Prompt: Please restate the following records word for word.

━━━ Raw records ━━━

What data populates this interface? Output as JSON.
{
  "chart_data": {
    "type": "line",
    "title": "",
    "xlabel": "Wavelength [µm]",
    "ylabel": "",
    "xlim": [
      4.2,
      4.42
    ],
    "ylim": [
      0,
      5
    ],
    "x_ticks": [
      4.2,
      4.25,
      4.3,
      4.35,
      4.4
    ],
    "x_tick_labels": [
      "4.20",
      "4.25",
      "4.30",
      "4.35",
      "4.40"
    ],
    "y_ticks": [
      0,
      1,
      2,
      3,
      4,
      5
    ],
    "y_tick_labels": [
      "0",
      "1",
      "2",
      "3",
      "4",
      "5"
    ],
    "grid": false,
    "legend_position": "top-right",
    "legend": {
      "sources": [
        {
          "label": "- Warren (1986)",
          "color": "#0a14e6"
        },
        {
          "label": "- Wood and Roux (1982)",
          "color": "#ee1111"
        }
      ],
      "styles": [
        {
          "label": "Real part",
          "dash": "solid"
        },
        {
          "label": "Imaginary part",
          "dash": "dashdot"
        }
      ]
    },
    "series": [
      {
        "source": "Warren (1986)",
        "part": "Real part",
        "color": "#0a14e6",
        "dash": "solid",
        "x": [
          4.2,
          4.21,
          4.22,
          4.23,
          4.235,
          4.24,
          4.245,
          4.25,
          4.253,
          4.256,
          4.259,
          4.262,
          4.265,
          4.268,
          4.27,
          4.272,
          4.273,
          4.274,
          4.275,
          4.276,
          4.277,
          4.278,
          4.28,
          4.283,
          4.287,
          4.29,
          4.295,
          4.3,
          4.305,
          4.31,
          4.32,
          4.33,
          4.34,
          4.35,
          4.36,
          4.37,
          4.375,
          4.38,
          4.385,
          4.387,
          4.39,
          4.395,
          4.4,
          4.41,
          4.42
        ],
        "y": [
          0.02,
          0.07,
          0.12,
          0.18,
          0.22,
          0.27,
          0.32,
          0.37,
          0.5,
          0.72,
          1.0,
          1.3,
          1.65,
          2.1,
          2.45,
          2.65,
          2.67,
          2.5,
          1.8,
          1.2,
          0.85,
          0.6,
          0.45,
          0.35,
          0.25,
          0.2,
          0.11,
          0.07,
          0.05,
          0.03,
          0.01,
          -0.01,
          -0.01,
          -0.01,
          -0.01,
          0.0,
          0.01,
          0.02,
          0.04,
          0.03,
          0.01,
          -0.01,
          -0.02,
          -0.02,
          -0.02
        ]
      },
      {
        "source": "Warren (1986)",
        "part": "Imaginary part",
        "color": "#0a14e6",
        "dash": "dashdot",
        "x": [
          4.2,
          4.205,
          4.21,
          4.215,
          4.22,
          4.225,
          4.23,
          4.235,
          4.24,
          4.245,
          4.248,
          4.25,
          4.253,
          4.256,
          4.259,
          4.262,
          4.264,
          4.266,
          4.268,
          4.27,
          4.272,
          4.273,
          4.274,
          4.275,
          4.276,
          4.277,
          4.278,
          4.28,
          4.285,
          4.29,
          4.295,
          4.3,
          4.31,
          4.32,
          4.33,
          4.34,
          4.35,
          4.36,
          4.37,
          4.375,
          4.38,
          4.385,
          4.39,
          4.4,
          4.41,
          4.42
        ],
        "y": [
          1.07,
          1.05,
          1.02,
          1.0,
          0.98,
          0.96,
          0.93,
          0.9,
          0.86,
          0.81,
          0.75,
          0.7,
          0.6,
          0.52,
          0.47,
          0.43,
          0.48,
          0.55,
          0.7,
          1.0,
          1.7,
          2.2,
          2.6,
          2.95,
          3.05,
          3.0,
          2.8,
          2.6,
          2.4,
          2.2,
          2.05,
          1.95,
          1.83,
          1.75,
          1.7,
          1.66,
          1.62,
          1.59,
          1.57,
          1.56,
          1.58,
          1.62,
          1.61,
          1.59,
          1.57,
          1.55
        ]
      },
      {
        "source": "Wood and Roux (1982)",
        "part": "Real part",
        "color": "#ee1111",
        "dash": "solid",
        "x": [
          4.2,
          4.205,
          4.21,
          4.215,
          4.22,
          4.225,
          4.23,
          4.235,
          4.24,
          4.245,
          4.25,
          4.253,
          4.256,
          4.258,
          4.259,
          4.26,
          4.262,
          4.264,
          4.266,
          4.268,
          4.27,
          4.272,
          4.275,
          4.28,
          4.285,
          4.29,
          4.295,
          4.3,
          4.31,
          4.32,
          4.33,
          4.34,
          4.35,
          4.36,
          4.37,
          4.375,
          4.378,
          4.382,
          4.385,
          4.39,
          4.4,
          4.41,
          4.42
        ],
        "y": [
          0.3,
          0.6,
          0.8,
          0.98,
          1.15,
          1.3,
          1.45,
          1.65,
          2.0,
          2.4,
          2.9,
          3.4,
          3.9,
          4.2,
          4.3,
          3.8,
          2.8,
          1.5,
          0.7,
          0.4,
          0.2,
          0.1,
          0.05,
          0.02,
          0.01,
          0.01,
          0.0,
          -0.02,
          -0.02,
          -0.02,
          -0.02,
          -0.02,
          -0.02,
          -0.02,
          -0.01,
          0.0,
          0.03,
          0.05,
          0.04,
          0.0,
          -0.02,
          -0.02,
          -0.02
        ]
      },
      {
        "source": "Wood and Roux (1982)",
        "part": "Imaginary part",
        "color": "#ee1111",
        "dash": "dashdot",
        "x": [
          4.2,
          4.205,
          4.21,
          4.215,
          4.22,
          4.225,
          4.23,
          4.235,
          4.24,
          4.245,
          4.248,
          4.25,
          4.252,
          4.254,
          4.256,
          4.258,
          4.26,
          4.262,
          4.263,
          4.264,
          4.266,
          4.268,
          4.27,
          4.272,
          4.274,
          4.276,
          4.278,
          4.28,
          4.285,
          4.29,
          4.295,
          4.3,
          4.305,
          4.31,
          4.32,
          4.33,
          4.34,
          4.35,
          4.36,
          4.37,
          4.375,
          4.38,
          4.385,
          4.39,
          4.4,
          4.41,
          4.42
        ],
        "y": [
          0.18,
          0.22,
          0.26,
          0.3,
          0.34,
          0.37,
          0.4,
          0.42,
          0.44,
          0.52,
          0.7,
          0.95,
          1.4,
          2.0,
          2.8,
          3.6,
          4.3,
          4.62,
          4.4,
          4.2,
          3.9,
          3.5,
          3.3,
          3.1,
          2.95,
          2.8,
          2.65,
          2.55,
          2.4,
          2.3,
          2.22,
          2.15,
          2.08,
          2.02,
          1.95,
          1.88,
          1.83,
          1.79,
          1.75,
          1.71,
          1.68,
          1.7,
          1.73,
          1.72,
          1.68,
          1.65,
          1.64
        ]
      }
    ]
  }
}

━━━

The solution:
What data populates this interface? Output as JSON.
{
  "chart_data": {
    "type": "line",
    "title": "",
    "xlabel": "Wavelength [µm]",
    "ylabel": "",
    "xlim": [
      4.2,
      4.42
    ],
    "ylim": [
      0,
      5
    ],
    "x_ticks": [
      4.2,
      4.25,
      4.3,
      4.35,
      4.4
    ],
    "x_tick_labels": [
      "4.20",
      "4.25",
      "4.30",
      "4.35",
      "4.40"
    ],
    "y_ticks": [
      0,
      1,
      2,
      3,
      4,
      5
    ],
    "y_tick_labels": [
      "0",
      "1",
      "2",
      "3",
      "4",
      "5"
    ],
    "grid": false,
    "legend_position": "top-right",
    "legend": {
      "sources": [
        {
          "label": "- Warren (1986)",
          "color": "#0a14e6"
        },
        {
          "label": "- Wood and Roux (1982)",
          "color": "#ee1111"
        }
      ],
      "styles": [
        {
          "label": "Real part",
          "dash": "solid"
        },
        {
          "label": "Imaginary part",
          "dash": "dashdot"
        }
      ]
    },
    "series": [
      {
        "source": "Warren (1986)",
        "part": "Real part",
        "color": "#0a14e6",
        "dash": "solid",
        "x": [
          4.2,
          4.21,
          4.22,
          4.23,
          4.235,
          4.24,
          4.245,
          4.25,
          4.253,
          4.256,
          4.259,
          4.262,
          4.265,
          4.268,
          4.27,
          4.272,
          4.273,
          4.274,
          4.275,
          4.276,
          4.277,
          4.278,
          4.28,
          4.283,
          4.287,
          4.29,
          4.295,
          4.3,
          4.305,
          4.31,
          4.32,
          4.33,
          4.34,
          4.35,
          4.36,
          4.37,
          4.375,
          4.38,
          4.385,
          4.387,
          4.39,
          4.395,
          4.4,
          4.41,
          4.42
        ],
        "y": [
          0.02,
          0.07,
          0.12,
          0.18,
          0.22,
          0.27,
          0.32,
          0.37,
          0.5,
          0.72,
          1.0,
          1.3,
          1.65,
          2.1,
          2.45,
          2.65,
          2.67,
          2.5,
          1.8,
          1.2,
          0.85,
          0.6,
          0.45,
          0.35,
          0.25,
          0.2,
          0.11,
          0.07,
          0.05,
          0.03,
          0.01,
          -0.01,
          -0.01,
          -0.01,
          -0.01,
          0.0,
          0.01,
          0.02,
          0.04,
          0.03,
          0.01,
          -0.01,
          -0.02,
          -0.02,
          -0.02
        ]
      },
      {
        "source": "Warren (1986)",
        "part": "Imaginary part",
        "color": "#0a14e6",
        "dash": "dashdot",
        "x": [
          4.2,
          4.205,
          4.21,
          4.215,
          4.22,
          4.225,
          4.23,
          4.235,
          4.24,
          4.245,
          4.248,
          4.25,
          4.253,
          4.256,
          4.259,
          4.262,
          4.264,
          4.266,
          4.268,
          4.27,
          4.272,
          4.273,
          4.274,
          4.275,
          4.276,
          4.277,
          4.278,
          4.28,
          4.285,
          4.29,
          4.295,
          4.3,
          4.31,
          4.32,
          4.33,
          4.34,
          4.35,
          4.36,
          4.37,
          4.375,
          4.38,
          4.385,
          4.39,
          4.4,
          4.41,
          4.42
        ],
        "y": [
          1.07,
          1.05,
          1.02,
          1.0,
          0.98,
          0.96,
          0.93,
          0.9,
          0.86,
          0.81,
          0.75,
          0.7,
          0.6,
          0.52,
          0.47,
          0.43,
          0.48,
          0.55,
          0.7,
          1.0,
          1.7,
          2.2,
          2.6,
          2.95,
          3.05,
          3.0,
          2.8,
          2.6,
          2.4,
          2.2,
          2.05,
          1.95,
          1.83,
          1.75,
          1.7,
          1.66,
          1.62,
          1.59,
          1.57,
          1.56,
          1.58,
          1.62,
          1.61,
          1.59,
          1.57,
          1.55
        ]
      },
      {
        "source": "Wood and Roux (1982)",
        "part": "Real part",
        "color": "#ee1111",
        "dash": "solid",
        "x": [
          4.2,
          4.205,
          4.21,
          4.215,
          4.22,
          4.225,
          4.23,
          4.235,
          4.24,
          4.245,
          4.25,
          4.253,
          4.256,
          4.258,
          4.259,
          4.26,
          4.262,
          4.264,
          4.266,
          4.268,
          4.27,
          4.272,
          4.275,
          4.28,
          4.285,
          4.29,
          4.295,
          4.3,
          4.31,
          4.32,
          4.33,
          4.34,
          4.35,
          4.36,
          4.37,
          4.375,
          4.378,
          4.382,
          4.385,
          4.39,
          4.4,
          4.41,
          4.42
        ],
        "y": [
          0.3,
          0.6,
          0.8,
          0.98,
          1.15,
          1.3,
          1.45,
          1.65,
          2.0,
          2.4,
          2.9,
          3.4,
          3.9,
          4.2,
          4.3,
          3.8,
          2.8,
          1.5,
          0.7,
          0.4,
          0.2,
          0.1,
          0.05,
          0.02,
          0.01,
          0.01,
          0.0,
          -0.02,
          -0.02,
          -0.02,
          -0.02,
          -0.02,
          -0.02,
          -0.02,
          -0.01,
          0.0,
          0.03,
          0.05,
          0.04,
          0.0,
          -0.02,
          -0.02,
          -0.02
        ]
      },
      {
        "source": "Wood and Roux (1982)",
        "part": "Imaginary part",
        "color": "#ee1111",
        "dash": "dashdot",
        "x": [
          4.2,
          4.205,
          4.21,
          4.215,
          4.22,
          4.225,
          4.23,
          4.235,
          4.24,
          4.245,
          4.248,
          4.25,
          4.252,
          4.254,
          4.256,
          4.258,
          4.26,
          4.262,
          4.263,
          4.264,
          4.266,
          4.268,
          4.27,
          4.272,
          4.274,
          4.276,
          4.278,
          4.28,
          4.285,
          4.29,
          4.295,
          4.3,
          4.305,
          4.31,
          4.32,
          4.33,
          4.34,
          4.35,
          4.36,
          4.37,
          4.375,
          4.38,
          4.385,
          4.39,
          4.4,
          4.41,
          4.42
        ],
        "y": [
          0.18,
          0.22,
          0.26,
          0.3,
          0.34,
          0.37,
          0.4,
          0.42,
          0.44,
          0.52,
          0.7,
          0.95,
          1.4,
          2.0,
          2.8,
          3.6,
          4.3,
          4.62,
          4.4,
          4.2,
          3.9,
          3.5,
          3.3,
          3.1,
          2.95,
          2.8,
          2.65,
          2.55,
          2.4,
          2.3,
          2.22,
          2.15,
          2.08,
          2.02,
          1.95,
          1.88,
          1.83,
          1.79,
          1.75,
          1.71,
          1.68,
          1.7,
          1.73,
          1.72,
          1.68,
          1.65,
          1.64
        ]
      }
    ]
  }
}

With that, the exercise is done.